◆ SET PROBLEM:
Search the records for "JSON". Copy every line where it appears.

◆ RECORDS TO PROCESS:

-- Begin --

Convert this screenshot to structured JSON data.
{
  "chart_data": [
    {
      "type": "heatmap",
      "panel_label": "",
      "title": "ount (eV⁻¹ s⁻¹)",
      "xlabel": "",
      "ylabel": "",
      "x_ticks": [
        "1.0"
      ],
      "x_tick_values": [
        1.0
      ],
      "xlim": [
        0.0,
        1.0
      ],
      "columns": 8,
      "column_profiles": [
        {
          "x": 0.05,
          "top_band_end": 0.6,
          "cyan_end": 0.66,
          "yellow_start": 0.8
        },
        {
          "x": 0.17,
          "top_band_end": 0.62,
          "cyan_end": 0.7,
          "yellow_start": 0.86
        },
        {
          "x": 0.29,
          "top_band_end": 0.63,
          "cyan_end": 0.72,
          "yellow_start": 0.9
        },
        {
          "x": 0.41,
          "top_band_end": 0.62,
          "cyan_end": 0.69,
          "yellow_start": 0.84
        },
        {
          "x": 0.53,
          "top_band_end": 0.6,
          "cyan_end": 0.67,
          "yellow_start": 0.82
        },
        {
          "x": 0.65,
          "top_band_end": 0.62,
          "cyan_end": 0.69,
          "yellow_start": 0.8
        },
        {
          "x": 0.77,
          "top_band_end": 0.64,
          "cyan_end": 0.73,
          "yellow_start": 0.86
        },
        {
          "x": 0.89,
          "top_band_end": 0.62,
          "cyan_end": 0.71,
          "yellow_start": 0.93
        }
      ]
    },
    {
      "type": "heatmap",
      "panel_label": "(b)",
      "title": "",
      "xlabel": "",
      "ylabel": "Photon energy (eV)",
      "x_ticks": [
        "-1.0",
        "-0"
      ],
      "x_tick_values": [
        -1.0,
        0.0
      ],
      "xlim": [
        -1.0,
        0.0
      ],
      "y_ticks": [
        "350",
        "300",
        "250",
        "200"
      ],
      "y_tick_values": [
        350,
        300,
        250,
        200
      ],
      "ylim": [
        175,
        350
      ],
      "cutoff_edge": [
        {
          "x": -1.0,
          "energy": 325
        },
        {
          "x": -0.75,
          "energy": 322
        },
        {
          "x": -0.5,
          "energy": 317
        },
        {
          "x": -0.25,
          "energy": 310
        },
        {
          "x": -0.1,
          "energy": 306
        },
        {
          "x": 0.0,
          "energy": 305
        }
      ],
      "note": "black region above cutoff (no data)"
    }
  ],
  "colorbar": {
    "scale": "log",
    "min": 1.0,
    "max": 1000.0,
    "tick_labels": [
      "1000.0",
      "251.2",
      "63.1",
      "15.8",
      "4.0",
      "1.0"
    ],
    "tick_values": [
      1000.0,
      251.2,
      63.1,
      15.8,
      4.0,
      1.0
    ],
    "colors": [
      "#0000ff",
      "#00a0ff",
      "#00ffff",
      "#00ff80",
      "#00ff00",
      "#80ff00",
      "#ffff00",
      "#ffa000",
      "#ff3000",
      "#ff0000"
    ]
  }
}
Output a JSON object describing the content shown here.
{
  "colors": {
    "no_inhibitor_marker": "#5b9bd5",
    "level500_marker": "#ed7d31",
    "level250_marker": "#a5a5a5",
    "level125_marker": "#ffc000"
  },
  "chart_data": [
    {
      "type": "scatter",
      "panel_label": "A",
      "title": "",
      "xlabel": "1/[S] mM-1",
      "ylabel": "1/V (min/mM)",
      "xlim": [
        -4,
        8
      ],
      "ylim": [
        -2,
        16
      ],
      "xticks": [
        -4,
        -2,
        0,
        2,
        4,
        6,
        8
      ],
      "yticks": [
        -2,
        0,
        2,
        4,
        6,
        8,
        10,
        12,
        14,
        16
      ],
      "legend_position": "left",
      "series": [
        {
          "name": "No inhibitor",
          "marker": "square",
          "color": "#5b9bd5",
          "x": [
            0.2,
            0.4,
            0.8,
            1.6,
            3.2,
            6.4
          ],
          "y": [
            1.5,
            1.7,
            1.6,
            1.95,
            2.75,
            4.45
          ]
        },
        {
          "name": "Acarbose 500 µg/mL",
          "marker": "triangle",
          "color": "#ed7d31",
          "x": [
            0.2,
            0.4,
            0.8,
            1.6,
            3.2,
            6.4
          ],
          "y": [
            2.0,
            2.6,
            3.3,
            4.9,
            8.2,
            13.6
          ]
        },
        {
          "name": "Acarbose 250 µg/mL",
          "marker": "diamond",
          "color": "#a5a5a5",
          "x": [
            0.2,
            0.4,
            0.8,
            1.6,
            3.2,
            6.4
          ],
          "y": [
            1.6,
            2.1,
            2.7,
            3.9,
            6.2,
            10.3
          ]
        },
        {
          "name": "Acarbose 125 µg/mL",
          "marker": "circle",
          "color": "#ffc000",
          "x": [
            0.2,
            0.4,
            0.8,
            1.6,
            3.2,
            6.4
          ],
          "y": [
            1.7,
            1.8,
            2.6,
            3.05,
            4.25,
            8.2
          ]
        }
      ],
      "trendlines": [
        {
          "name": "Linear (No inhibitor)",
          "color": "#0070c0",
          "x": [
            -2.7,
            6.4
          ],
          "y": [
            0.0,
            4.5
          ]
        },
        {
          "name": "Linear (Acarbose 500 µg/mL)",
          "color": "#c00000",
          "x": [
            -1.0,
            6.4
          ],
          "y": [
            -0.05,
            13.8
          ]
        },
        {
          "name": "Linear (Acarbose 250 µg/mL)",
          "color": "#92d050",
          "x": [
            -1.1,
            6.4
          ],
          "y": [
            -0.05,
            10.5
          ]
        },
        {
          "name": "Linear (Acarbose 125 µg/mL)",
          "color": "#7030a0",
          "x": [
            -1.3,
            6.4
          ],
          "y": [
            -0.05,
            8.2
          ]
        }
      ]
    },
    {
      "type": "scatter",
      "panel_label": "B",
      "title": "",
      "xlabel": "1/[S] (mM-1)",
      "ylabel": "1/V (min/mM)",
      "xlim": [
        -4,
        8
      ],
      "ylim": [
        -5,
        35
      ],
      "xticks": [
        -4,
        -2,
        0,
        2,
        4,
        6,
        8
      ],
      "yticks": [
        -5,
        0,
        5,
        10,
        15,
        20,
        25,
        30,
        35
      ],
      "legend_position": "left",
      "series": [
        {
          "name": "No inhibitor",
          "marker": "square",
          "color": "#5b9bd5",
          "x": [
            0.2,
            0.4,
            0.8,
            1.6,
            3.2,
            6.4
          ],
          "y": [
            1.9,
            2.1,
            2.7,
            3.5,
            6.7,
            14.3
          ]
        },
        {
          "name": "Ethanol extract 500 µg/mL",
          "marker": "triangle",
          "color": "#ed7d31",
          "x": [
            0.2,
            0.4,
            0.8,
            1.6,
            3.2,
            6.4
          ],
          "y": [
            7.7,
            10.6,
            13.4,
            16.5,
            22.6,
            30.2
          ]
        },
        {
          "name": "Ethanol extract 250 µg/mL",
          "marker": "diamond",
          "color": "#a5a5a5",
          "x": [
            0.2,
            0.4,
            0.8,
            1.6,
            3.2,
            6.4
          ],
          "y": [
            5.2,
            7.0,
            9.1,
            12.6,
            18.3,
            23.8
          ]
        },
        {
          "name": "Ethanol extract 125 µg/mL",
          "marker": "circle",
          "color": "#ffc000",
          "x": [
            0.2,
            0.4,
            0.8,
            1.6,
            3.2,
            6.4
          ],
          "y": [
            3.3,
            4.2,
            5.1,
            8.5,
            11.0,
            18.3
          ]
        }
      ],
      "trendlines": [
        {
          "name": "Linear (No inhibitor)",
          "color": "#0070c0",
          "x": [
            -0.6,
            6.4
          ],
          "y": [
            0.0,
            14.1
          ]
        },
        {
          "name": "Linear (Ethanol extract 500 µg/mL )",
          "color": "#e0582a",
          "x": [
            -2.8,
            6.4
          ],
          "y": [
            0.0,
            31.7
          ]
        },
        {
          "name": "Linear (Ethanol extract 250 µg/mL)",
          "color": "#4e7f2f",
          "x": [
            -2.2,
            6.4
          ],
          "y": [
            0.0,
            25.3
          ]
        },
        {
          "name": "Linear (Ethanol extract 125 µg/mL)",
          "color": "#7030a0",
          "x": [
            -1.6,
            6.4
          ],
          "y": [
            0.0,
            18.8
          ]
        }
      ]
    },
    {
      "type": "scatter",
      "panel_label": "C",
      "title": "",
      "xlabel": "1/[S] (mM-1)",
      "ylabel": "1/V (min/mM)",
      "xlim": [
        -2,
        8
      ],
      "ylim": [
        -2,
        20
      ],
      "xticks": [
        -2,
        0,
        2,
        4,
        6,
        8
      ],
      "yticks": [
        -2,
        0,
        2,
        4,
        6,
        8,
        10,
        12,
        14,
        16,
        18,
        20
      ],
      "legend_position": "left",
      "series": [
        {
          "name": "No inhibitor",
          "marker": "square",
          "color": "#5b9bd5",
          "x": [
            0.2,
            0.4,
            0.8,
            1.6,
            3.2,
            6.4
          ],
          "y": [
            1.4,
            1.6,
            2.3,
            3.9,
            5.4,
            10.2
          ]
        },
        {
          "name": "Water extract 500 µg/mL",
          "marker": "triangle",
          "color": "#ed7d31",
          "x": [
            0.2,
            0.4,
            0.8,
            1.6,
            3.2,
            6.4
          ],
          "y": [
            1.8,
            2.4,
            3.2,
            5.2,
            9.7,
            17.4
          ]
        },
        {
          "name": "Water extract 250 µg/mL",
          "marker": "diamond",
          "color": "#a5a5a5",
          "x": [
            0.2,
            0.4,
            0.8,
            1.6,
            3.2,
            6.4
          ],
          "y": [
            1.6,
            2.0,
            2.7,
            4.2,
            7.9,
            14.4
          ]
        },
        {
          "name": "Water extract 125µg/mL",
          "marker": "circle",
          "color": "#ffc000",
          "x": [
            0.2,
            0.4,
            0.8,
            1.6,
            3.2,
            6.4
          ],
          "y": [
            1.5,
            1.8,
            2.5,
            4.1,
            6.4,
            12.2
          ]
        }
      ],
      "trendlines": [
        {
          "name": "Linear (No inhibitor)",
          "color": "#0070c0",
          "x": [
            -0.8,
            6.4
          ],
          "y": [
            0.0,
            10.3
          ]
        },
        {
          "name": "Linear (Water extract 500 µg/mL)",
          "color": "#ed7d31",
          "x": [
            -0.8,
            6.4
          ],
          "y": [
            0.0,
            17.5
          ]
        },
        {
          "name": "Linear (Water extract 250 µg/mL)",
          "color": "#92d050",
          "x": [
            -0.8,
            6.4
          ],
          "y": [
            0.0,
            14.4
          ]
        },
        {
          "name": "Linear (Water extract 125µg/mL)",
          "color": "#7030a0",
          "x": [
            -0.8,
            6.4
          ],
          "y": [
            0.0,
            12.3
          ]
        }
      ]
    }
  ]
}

-- End --

◆ EXERCISE OUTPUT:
Convert this screenshot to structured JSON data.
Output a JSON object describing the content shown here.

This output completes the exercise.